WORK TO DO: Output every line below without omitting or altering anything.

TASK MATERIAL:
★ ★ ★ ★ ★

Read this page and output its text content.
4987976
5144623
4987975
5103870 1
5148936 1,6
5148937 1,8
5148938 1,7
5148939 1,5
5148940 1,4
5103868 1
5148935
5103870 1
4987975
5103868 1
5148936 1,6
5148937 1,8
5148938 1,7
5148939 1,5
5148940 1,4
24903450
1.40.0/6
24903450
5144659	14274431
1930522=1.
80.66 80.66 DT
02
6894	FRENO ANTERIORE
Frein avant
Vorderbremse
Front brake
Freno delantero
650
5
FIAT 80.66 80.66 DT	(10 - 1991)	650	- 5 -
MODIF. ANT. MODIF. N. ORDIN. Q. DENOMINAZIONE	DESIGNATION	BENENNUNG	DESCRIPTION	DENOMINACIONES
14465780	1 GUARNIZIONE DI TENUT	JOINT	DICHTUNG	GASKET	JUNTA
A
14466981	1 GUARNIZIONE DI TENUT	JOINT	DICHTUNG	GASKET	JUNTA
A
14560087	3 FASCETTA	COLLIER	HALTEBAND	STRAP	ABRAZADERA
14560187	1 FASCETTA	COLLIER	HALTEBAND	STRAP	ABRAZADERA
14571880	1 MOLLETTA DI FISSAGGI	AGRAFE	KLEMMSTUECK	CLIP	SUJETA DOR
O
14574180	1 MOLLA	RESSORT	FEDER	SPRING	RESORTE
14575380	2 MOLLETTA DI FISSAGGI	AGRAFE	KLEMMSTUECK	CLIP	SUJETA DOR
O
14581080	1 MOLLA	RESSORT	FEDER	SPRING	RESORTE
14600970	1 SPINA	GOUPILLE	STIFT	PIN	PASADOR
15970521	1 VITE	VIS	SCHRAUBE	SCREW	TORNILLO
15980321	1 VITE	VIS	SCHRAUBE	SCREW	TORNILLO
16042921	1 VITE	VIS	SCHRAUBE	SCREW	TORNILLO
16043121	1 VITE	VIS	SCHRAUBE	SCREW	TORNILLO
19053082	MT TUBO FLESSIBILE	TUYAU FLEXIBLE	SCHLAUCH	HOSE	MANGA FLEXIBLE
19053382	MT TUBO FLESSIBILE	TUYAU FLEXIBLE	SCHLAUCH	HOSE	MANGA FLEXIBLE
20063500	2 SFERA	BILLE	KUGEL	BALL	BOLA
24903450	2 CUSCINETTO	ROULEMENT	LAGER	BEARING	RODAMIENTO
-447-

★ ★ ★ ★ ★

WRITTEN ANSWER:
Read this page and output its text content.
4987976
5144623
4987975
5103870 1
5148936 1,6
5148937 1,8
5148938 1,7
5148939 1,5
5148940 1,4
5103868 1
5148935
5103870 1
4987975
5103868 1
5148936 1,6
5148937 1,8
5148938 1,7
5148939 1,5
5148940 1,4
24903450
1.40.0/6
24903450
5144659	14274431
1930522=1.
80.66 80.66 DT
02
6894	FRENO ANTERIORE
Frein avant
Vorderbremse
Front brake
Freno delantero
650
5
FIAT 80.66 80.66 DT	(10 - 1991)	650	- 5 -
MODIF. ANT. MODIF. N. ORDIN. Q. DENOMINAZIONE	DESIGNATION	BENENNUNG	DESCRIPTION	DENOMINACIONES
14465780	1 GUARNIZIONE DI TENUT	JOINT	DICHTUNG	GASKET	JUNTA
A
14466981	1 GUARNIZIONE DI TENUT	JOINT	DICHTUNG	GASKET	JUNTA
A
14560087	3 FASCETTA	COLLIER	HALTEBAND	STRAP	ABRAZADERA
14560187	1 FASCETTA	COLLIER	HALTEBAND	STRAP	ABRAZADERA
14571880	1 MOLLETTA DI FISSAGGI	AGRAFE	KLEMMSTUECK	CLIP	SUJETA DOR
O
14574180	1 MOLLA	RESSORT	FEDER	SPRING	RESORTE
14575380	2 MOLLETTA DI FISSAGGI	AGRAFE	KLEMMSTUECK	CLIP	SUJETA DOR
O
14581080	1 MOLLA	RESSORT	FEDER	SPRING	RESORTE
14600970	1 SPINA	GOUPILLE	STIFT	PIN	PASADOR
15970521	1 VITE	VIS	SCHRAUBE	SCREW	TORNILLO
15980321	1 VITE	VIS	SCHRAUBE	SCREW	TORNILLO
16042921	1 VITE	VIS	SCHRAUBE	SCREW	TORNILLO
16043121	1 VITE	VIS	SCHRAUBE	SCREW	TORNILLO
19053082	MT TUBO FLESSIBILE	TUYAU FLEXIBLE	SCHLAUCH	HOSE	MANGA FLEXIBLE
19053382	MT TUBO FLESSIBILE	TUYAU FLEXIBLE	SCHLAUCH	HOSE	MANGA FLEXIBLE
20063500	2 SFERA	BILLE	KUGEL	BALL	BOLA
24903450	2 CUSCINETTO	ROULEMENT	LAGER	BEARING	RODAMIENTO
-447-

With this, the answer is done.